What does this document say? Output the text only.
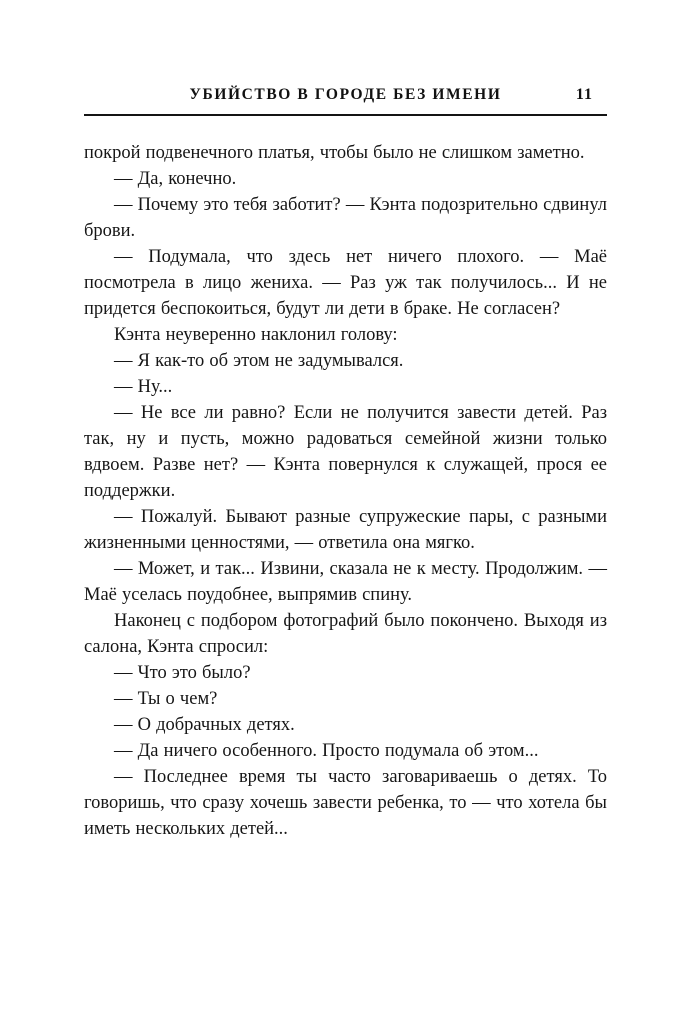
УБИЙСТВО В ГОРОДЕ БЕЗ ИМЕНИ	11

покрой подвенечного платья, чтобы было не слишком заметно.

— Да, конечно.

— Почему это тебя заботит? — Кэнта подозрительно сдвинул брови.

— Подумала, что здесь нет ничего плохого. — Маё посмотрела в лицо жениха. — Раз уж так получилось... И не придется беспокоиться, будут ли дети в браке. Не согласен?

Кэнта неуверенно наклонил голову:

— Я как-то об этом не задумывался.

— Ну...

— Не все ли равно? Если не получится завести детей. Раз так, ну и пусть, можно радоваться семейной жизни только вдвоем. Разве нет? — Кэнта повернулся к служащей, прося ее поддержки.

— Пожалуй. Бывают разные супружеские пары, с разными жизненными ценностями, — ответила она мягко.

— Может, и так... Извини, сказала не к месту. Продолжим. — Маё уселась поудобнее, выпрямив спину.

Наконец с подбором фотографий было покончено. Выходя из салона, Кэнта спросил:

— Что это было?

— Ты о чем?

— О добрачных детях.

— Да ничего особенного. Просто подумала об этом...

— Последнее время ты часто заговариваешь о детях. То говоришь, что сразу хочешь завести ребенка, то — что хотела бы иметь нескольких детей...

» TASK PROMPT: Wherever a line in the data above holds "ничего", copy that line.

» WORKED SOLUTION:
— Подумала, что здесь нет ничего плохого. — Маё посмотрела в лицо жениха. — Раз уж так получилось... И не придется беспокоиться, будут ли дети в браке. Не согласен?
— Да ничего особенного. Просто подумала об этом...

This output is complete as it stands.